» Extracted records
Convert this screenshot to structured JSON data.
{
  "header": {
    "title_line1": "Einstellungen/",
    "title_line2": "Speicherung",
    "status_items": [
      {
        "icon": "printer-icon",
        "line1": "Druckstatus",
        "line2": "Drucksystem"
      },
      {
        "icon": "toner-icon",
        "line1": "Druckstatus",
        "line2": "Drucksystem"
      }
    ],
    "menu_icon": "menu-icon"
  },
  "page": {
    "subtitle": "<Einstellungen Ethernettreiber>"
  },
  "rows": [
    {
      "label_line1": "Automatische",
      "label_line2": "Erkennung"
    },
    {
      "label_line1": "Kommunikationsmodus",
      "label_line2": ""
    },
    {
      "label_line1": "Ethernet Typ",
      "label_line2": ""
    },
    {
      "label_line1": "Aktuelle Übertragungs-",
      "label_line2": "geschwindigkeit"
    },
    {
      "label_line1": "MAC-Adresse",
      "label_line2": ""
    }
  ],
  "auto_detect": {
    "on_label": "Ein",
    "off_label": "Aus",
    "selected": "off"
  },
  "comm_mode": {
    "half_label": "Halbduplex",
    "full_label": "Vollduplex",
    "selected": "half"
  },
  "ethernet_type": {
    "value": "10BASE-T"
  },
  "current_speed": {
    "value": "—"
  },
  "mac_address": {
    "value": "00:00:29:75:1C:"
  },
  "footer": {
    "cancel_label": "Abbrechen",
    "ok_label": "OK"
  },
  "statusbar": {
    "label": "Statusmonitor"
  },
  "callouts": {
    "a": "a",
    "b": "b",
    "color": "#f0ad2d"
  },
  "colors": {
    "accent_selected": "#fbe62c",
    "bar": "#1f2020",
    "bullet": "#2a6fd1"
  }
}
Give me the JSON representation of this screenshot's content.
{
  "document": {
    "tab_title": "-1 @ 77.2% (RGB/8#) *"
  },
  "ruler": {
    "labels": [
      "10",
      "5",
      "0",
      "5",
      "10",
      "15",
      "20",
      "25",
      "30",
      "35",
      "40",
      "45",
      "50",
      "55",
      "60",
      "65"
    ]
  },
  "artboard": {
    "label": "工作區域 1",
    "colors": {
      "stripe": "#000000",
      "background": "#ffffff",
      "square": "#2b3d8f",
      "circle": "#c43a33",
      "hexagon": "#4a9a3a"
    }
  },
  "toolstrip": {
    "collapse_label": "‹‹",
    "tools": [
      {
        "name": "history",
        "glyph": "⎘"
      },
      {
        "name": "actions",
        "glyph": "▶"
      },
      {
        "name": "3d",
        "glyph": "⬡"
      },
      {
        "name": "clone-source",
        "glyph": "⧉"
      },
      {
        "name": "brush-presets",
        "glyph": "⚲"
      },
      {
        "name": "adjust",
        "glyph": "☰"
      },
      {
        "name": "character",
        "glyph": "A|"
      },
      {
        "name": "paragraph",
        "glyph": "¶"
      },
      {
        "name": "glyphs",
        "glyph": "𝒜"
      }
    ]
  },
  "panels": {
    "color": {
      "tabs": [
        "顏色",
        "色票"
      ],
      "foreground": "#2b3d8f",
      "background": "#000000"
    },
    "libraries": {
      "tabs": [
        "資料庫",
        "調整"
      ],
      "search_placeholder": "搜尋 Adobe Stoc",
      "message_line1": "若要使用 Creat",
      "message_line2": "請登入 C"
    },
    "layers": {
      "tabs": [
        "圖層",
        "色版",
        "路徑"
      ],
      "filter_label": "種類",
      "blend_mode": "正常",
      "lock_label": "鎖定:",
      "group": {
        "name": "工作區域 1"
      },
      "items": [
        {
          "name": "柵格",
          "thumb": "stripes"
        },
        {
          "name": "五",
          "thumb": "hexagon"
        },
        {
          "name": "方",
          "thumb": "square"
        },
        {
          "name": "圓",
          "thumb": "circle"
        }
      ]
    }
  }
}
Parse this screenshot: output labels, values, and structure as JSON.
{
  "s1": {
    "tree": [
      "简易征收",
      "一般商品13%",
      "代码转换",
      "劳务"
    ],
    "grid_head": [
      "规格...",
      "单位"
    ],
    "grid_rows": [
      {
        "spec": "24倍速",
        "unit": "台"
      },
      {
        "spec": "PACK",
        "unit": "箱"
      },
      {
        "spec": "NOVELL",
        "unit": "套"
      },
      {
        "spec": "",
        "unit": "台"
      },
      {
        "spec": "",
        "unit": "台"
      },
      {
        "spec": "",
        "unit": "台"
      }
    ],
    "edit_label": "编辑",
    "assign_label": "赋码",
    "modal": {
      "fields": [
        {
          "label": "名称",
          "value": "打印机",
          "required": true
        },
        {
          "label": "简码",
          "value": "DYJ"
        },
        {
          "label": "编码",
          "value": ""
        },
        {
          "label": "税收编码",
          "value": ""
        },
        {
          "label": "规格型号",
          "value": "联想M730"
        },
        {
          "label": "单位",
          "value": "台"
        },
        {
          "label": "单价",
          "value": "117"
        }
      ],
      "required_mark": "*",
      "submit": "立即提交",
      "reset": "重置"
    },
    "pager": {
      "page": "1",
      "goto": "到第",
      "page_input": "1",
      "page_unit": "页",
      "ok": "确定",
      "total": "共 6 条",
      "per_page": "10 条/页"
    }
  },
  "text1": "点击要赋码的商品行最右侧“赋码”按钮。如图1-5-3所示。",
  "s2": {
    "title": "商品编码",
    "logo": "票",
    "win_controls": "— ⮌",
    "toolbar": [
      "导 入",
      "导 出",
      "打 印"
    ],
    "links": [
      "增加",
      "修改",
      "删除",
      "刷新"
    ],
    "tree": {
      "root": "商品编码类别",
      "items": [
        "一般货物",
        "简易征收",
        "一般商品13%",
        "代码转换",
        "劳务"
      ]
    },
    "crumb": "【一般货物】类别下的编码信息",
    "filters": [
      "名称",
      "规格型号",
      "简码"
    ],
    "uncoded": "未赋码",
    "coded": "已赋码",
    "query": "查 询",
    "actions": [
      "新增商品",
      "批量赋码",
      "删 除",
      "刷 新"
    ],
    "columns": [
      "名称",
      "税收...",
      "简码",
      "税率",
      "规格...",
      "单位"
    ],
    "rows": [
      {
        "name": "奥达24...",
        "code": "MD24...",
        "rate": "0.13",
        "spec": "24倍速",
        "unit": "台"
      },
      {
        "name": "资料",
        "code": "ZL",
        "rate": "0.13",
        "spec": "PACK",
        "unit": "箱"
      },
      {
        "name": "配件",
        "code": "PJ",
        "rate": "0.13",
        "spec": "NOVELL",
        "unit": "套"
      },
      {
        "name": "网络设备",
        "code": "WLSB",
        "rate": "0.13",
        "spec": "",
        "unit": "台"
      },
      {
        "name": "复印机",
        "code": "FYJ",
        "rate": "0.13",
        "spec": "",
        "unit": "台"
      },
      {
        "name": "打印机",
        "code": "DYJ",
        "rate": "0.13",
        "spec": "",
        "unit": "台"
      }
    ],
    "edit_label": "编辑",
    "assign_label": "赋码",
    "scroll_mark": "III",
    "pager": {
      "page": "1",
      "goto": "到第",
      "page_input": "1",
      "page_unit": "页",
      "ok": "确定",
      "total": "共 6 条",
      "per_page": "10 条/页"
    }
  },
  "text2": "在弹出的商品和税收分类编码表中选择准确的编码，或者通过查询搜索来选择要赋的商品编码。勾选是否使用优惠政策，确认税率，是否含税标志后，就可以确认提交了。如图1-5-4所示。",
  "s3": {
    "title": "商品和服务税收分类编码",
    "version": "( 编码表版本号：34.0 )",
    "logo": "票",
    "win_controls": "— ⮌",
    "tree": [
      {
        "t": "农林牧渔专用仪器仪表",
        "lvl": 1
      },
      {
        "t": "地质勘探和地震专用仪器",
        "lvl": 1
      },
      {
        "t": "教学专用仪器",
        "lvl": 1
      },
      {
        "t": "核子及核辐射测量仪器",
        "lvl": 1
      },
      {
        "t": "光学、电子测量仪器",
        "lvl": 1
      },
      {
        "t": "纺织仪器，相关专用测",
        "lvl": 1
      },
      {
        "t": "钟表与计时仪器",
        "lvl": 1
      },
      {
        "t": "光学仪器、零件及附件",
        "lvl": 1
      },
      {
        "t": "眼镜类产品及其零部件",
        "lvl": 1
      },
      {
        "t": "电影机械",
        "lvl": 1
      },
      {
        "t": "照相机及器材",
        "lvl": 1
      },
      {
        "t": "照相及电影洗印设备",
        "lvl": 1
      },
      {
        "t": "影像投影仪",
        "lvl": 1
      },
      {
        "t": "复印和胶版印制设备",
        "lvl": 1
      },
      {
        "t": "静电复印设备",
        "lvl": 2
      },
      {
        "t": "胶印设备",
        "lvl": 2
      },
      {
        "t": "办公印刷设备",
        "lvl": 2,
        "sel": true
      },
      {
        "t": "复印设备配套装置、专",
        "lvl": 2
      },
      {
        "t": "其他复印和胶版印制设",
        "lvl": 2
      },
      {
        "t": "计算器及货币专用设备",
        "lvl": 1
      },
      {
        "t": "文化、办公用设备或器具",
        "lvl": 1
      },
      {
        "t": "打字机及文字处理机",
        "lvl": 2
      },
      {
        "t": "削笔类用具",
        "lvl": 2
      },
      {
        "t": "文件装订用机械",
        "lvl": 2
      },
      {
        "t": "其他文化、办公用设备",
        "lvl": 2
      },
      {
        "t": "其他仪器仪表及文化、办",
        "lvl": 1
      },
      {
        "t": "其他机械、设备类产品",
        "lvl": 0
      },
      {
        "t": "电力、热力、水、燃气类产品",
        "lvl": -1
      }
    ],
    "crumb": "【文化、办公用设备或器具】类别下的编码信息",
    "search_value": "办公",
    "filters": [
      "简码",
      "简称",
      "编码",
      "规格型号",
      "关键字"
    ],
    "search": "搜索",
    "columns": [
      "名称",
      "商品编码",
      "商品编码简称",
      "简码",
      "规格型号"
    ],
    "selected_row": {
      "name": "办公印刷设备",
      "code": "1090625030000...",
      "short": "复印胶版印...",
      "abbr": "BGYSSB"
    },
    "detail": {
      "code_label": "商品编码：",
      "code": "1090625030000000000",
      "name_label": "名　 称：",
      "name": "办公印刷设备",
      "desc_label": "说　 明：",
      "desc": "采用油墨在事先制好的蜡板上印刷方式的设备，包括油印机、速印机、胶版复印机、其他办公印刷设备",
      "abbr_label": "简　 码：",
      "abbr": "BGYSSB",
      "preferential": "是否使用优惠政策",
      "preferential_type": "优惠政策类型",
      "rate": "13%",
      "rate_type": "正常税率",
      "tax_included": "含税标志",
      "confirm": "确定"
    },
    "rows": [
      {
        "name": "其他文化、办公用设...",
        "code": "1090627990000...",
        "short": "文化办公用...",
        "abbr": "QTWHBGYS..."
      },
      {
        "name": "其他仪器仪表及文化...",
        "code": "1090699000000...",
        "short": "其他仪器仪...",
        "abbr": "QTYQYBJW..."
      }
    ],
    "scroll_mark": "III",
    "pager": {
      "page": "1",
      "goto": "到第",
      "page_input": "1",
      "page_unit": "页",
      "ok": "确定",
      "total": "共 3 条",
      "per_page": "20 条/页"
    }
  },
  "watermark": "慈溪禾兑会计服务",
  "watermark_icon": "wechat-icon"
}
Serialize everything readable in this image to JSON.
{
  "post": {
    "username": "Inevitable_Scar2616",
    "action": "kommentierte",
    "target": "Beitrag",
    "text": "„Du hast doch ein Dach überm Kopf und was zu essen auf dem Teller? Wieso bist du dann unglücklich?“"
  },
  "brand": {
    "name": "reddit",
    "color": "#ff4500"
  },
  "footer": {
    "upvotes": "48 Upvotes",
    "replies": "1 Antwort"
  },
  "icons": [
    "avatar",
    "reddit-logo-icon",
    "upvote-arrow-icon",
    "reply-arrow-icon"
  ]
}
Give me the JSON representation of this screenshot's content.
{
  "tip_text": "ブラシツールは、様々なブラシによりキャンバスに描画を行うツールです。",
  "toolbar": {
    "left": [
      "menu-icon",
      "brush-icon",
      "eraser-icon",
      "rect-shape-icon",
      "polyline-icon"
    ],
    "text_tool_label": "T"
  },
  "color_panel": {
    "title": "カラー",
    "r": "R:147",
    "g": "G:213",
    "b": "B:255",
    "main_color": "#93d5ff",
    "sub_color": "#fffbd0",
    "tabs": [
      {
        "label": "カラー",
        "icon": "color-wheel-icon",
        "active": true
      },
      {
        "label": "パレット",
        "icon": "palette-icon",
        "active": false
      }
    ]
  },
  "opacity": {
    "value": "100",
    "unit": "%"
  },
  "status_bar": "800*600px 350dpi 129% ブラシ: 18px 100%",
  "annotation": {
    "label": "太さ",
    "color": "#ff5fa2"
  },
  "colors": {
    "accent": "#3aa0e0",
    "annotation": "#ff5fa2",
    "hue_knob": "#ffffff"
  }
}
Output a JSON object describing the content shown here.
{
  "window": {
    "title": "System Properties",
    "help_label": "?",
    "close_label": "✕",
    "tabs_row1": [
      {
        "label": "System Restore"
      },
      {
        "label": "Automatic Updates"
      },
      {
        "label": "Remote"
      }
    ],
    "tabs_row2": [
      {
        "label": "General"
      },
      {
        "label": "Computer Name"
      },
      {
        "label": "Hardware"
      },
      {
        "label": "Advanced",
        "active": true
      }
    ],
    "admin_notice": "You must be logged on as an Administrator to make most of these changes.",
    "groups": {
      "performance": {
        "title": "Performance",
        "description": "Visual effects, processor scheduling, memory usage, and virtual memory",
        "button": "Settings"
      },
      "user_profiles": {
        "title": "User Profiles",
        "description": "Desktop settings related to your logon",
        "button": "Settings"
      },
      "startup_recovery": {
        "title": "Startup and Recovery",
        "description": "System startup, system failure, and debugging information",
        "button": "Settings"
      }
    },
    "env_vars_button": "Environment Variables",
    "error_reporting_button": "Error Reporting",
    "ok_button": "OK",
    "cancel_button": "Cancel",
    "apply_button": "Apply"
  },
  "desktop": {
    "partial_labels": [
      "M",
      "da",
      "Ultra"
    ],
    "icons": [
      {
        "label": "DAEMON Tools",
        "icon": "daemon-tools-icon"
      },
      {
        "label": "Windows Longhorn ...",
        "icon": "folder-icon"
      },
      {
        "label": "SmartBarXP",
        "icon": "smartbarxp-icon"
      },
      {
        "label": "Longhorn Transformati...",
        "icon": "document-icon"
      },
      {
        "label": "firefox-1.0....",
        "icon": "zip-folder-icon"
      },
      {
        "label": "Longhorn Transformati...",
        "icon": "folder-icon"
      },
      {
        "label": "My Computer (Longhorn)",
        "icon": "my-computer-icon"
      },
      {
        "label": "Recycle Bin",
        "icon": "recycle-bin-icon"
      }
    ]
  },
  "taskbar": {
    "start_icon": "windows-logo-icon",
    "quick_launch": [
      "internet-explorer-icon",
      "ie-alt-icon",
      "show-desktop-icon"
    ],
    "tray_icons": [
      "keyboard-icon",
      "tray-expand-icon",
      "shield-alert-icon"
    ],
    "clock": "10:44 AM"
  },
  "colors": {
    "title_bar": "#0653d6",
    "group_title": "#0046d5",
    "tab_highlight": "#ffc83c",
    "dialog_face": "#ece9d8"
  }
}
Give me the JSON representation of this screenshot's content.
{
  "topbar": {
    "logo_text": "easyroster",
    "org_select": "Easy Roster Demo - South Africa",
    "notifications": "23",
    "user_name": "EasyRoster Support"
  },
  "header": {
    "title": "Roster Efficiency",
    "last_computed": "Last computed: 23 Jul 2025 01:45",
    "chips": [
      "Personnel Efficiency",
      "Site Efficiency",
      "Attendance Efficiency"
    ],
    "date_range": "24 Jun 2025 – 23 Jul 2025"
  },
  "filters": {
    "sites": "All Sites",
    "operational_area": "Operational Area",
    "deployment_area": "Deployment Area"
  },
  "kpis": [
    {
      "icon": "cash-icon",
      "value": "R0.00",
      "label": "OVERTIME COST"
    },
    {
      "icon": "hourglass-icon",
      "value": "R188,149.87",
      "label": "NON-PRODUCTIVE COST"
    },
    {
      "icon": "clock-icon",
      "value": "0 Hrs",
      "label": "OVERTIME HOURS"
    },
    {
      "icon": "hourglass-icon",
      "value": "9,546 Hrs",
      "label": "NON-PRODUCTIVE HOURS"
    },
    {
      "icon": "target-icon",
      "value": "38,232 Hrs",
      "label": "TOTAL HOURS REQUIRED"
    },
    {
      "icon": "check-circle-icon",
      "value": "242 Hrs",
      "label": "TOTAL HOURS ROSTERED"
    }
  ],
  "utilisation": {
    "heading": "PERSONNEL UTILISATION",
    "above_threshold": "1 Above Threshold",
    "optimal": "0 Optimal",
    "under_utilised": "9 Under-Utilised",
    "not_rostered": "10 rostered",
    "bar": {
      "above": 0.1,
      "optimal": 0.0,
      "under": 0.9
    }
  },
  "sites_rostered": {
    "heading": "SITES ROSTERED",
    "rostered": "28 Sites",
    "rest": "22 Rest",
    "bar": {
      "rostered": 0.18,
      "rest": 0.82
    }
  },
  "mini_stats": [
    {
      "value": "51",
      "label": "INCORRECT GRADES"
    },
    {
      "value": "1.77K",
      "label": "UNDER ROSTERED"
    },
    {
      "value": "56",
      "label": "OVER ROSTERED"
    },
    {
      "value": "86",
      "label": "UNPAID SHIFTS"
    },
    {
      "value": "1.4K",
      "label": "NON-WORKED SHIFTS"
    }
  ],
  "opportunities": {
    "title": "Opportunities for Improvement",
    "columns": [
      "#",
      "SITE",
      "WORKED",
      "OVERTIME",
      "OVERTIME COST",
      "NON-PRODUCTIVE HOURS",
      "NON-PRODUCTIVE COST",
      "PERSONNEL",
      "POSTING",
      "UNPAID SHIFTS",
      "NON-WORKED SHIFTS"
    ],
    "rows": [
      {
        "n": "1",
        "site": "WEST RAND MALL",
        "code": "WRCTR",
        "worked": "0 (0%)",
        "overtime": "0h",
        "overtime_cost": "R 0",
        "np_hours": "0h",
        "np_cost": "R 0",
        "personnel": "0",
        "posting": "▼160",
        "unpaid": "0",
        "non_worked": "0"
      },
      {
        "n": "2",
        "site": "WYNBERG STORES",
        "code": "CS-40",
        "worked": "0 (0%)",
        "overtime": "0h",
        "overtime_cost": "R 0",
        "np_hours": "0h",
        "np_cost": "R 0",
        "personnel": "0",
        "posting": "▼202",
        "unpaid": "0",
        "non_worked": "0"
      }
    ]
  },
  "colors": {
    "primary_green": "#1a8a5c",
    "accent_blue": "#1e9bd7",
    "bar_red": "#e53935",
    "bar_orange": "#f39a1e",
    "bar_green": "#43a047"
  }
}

» What you have to do
Identify every line holding the word "heading" and copy it out.

» Written answer
    "heading": "PERSONNEL UTILISATION",
    "heading": "SITES ROSTERED",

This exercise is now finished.